Collected data:
────────────────

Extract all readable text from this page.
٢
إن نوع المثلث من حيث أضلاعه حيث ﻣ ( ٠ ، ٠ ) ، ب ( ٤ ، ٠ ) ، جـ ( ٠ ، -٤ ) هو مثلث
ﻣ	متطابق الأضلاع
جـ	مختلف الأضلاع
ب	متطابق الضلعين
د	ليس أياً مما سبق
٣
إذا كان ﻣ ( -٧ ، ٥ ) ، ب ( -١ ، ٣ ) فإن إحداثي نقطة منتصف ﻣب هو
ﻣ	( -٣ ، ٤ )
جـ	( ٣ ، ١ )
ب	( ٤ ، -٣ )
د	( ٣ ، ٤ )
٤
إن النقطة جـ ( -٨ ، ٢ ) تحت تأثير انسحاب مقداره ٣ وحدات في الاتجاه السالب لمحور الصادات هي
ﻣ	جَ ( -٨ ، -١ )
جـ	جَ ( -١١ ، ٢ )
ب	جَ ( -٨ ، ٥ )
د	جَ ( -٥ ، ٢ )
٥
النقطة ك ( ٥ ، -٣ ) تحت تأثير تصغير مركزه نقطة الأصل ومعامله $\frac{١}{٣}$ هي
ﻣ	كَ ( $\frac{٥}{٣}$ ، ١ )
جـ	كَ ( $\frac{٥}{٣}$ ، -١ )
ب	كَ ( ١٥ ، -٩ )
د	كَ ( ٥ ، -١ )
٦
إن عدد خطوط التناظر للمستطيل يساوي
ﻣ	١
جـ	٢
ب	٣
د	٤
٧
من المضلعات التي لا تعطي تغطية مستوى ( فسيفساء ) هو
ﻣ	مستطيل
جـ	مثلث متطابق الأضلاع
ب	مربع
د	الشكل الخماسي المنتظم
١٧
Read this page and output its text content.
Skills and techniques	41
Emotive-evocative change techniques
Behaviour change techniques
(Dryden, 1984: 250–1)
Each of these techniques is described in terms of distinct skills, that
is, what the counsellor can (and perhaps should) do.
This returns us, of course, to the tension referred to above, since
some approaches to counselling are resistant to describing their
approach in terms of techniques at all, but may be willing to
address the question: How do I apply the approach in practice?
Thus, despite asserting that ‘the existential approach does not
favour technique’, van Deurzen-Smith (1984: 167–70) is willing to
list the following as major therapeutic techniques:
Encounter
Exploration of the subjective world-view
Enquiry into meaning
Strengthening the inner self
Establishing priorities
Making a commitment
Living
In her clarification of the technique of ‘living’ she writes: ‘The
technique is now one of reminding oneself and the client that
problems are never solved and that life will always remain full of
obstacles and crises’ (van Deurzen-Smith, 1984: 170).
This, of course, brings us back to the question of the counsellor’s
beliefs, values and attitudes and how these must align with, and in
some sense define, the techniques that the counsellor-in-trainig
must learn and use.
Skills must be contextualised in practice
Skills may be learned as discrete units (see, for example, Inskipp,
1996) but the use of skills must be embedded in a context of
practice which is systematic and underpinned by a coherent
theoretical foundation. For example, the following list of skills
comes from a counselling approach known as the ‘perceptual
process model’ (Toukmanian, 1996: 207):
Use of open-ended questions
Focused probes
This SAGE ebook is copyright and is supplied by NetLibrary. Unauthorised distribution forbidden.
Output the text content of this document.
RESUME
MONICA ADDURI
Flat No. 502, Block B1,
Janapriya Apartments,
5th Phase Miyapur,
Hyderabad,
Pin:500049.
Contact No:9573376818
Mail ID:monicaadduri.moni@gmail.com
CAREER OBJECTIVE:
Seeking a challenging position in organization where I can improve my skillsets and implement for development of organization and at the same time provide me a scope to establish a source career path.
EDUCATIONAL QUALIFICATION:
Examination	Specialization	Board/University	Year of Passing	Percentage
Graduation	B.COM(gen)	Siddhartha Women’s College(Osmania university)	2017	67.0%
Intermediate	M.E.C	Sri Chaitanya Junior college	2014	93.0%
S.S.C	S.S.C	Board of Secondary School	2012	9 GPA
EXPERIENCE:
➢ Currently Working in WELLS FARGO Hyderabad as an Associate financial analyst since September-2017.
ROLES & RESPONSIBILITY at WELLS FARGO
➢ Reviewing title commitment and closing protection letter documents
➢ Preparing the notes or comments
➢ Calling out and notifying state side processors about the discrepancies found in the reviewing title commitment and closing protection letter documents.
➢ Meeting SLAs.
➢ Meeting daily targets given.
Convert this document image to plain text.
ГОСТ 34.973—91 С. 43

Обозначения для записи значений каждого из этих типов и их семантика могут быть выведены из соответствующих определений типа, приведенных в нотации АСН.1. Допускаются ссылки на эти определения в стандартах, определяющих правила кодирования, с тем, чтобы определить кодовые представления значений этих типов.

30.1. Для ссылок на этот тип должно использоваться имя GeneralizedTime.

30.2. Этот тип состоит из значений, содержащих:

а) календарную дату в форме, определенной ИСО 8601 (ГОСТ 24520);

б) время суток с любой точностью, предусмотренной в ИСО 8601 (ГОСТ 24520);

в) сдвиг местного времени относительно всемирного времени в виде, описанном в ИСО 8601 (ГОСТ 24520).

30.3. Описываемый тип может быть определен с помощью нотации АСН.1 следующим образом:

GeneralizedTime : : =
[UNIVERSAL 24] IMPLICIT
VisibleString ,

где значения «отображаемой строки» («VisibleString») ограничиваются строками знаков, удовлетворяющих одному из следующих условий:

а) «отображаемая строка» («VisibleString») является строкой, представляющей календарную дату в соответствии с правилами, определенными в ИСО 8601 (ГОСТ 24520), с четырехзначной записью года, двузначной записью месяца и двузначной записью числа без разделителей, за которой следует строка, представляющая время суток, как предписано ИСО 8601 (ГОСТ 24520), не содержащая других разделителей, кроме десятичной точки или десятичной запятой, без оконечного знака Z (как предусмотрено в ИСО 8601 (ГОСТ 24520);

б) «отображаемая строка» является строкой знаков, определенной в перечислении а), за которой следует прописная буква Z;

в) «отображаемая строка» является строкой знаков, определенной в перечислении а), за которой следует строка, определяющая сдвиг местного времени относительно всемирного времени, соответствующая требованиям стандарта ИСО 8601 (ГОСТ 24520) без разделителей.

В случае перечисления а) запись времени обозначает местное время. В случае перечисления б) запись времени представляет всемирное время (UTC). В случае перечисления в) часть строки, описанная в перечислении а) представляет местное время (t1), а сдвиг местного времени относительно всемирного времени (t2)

────────────────

Copy down the whole of the data above, matching it exactly.

Extract all readable text from this page.
٢
إن نوع المثلث من حيث أضلاعه حيث ﻣ ( ٠ ، ٠ ) ، ب ( ٤ ، ٠ ) ، جـ ( ٠ ، -٤ ) هو مثلث
ﻣ	متطابق الأضلاع
جـ	مختلف الأضلاع
ب	متطابق الضلعين
د	ليس أياً مما سبق
٣
إذا كان ﻣ ( -٧ ، ٥ ) ، ب ( -١ ، ٣ ) فإن إحداثي نقطة منتصف ﻣب هو
ﻣ	( -٣ ، ٤ )
جـ	( ٣ ، ١ )
ب	( ٤ ، -٣ )
د	( ٣ ، ٤ )
٤
إن النقطة جـ ( -٨ ، ٢ ) تحت تأثير انسحاب مقداره ٣ وحدات في الاتجاه السالب لمحور الصادات هي
ﻣ	جَ ( -٨ ، -١ )
جـ	جَ ( -١١ ، ٢ )
ب	جَ ( -٨ ، ٥ )
د	جَ ( -٥ ، ٢ )
٥
النقطة ك ( ٥ ، -٣ ) تحت تأثير تصغير مركزه نقطة الأصل ومعامله $\frac{١}{٣}$ هي
ﻣ	كَ ( $\frac{٥}{٣}$ ، ١ )
جـ	كَ ( $\frac{٥}{٣}$ ، -١ )
ب	كَ ( ١٥ ، -٩ )
د	كَ ( ٥ ، -١ )
٦
إن عدد خطوط التناظر للمستطيل يساوي
ﻣ	١
جـ	٢
ب	٣
د	٤
٧
من المضلعات التي لا تعطي تغطية مستوى ( فسيفساء ) هو
ﻣ	مستطيل
جـ	مثلث متطابق الأضلاع
ب	مربع
د	الشكل الخماسي المنتظم
١٧
Read this page and output its text content.
Skills and techniques	41
Emotive-evocative change techniques
Behaviour change techniques
(Dryden, 1984: 250–1)
Each of these techniques is described in terms of distinct skills, that
is, what the counsellor can (and perhaps should) do.
This returns us, of course, to the tension referred to above, since
some approaches to counselling are resistant to describing their
approach in terms of techniques at all, but may be willing to
address the question: How do I apply the approach in practice?
Thus, despite asserting that ‘the existential approach does not
favour technique’, van Deurzen-Smith (1984: 167–70) is willing to
list the following as major therapeutic techniques:
Encounter
Exploration of the subjective world-view
Enquiry into meaning
Strengthening the inner self
Establishing priorities
Making a commitment
Living
In her clarification of the technique of ‘living’ she writes: ‘The
technique is now one of reminding oneself and the client that
problems are never solved and that life will always remain full of
obstacles and crises’ (van Deurzen-Smith, 1984: 170).
This, of course, brings us back to the question of the counsellor’s
beliefs, values and attitudes and how these must align with, and in
some sense define, the techniques that the counsellor-in-trainig
must learn and use.
Skills must be contextualised in practice
Skills may be learned as discrete units (see, for example, Inskipp,
1996) but the use of skills must be embedded in a context of
practice which is systematic and underpinned by a coherent
theoretical foundation. For example, the following list of skills
comes from a counselling approach known as the ‘perceptual
process model’ (Toukmanian, 1996: 207):
Use of open-ended questions
Focused probes
This SAGE ebook is copyright and is supplied by NetLibrary. Unauthorised distribution forbidden.
Output the text content of this document.
RESUME
MONICA ADDURI
Flat No. 502, Block B1,
Janapriya Apartments,
5th Phase Miyapur,
Hyderabad,
Pin:500049.
Contact No:9573376818
Mail ID:monicaadduri.moni@gmail.com
CAREER OBJECTIVE:
Seeking a challenging position in organization where I can improve my skillsets and implement for development of organization and at the same time provide me a scope to establish a source career path.
EDUCATIONAL QUALIFICATION:
Examination	Specialization	Board/University	Year of Passing	Percentage
Graduation	B.COM(gen)	Siddhartha Women’s College(Osmania university)	2017	67.0%
Intermediate	M.E.C	Sri Chaitanya Junior college	2014	93.0%
S.S.C	S.S.C	Board of Secondary School	2012	9 GPA
EXPERIENCE:
➢ Currently Working in WELLS FARGO Hyderabad as an Associate financial analyst since September-2017.
ROLES & RESPONSIBILITY at WELLS FARGO
➢ Reviewing title commitment and closing protection letter documents
➢ Preparing the notes or comments
➢ Calling out and notifying state side processors about the discrepancies found in the reviewing title commitment and closing protection letter documents.
➢ Meeting SLAs.
➢ Meeting daily targets given.
Convert this document image to plain text.
ГОСТ 34.973—91 С. 43

Обозначения для записи значений каждого из этих типов и их семантика могут быть выведены из соответствующих определений типа, приведенных в нотации АСН.1. Допускаются ссылки на эти определения в стандартах, определяющих правила кодирования, с тем, чтобы определить кодовые представления значений этих типов.

30.1. Для ссылок на этот тип должно использоваться имя GeneralizedTime.

30.2. Этот тип состоит из значений, содержащих:

а) календарную дату в форме, определенной ИСО 8601 (ГОСТ 24520);

б) время суток с любой точностью, предусмотренной в ИСО 8601 (ГОСТ 24520);

в) сдвиг местного времени относительно всемирного времени в виде, описанном в ИСО 8601 (ГОСТ 24520).

30.3. Описываемый тип может быть определен с помощью нотации АСН.1 следующим образом:

GeneralizedTime : : =
[UNIVERSAL 24] IMPLICIT
VisibleString ,

где значения «отображаемой строки» («VisibleString») ограничиваются строками знаков, удовлетворяющих одному из следующих условий:

а) «отображаемая строка» («VisibleString») является строкой, представляющей календарную дату в соответствии с правилами, определенными в ИСО 8601 (ГОСТ 24520), с четырехзначной записью года, двузначной записью месяца и двузначной записью числа без разделителей, за которой следует строка, представляющая время суток, как предписано ИСО 8601 (ГОСТ 24520), не содержащая других разделителей, кроме десятичной точки или десятичной запятой, без оконечного знака Z (как предусмотрено в ИСО 8601 (ГОСТ 24520);

б) «отображаемая строка» является строкой знаков, определенной в перечислении а), за которой следует прописная буква Z;

в) «отображаемая строка» является строкой знаков, определенной в перечислении а), за которой следует строка, определяющая сдвиг местного времени относительно всемирного времени, соответствующая требованиям стандарта ИСО 8601 (ГОСТ 24520) без разделителей.

В случае перечисления а) запись времени обозначает местное время. В случае перечисления б) запись времени представляет всемирное время (UTC). В случае перечисления в) часть строки, описанная в перечислении а) представляет местное время (t1), а сдвиг местного времени относительно всемирного времени (t2)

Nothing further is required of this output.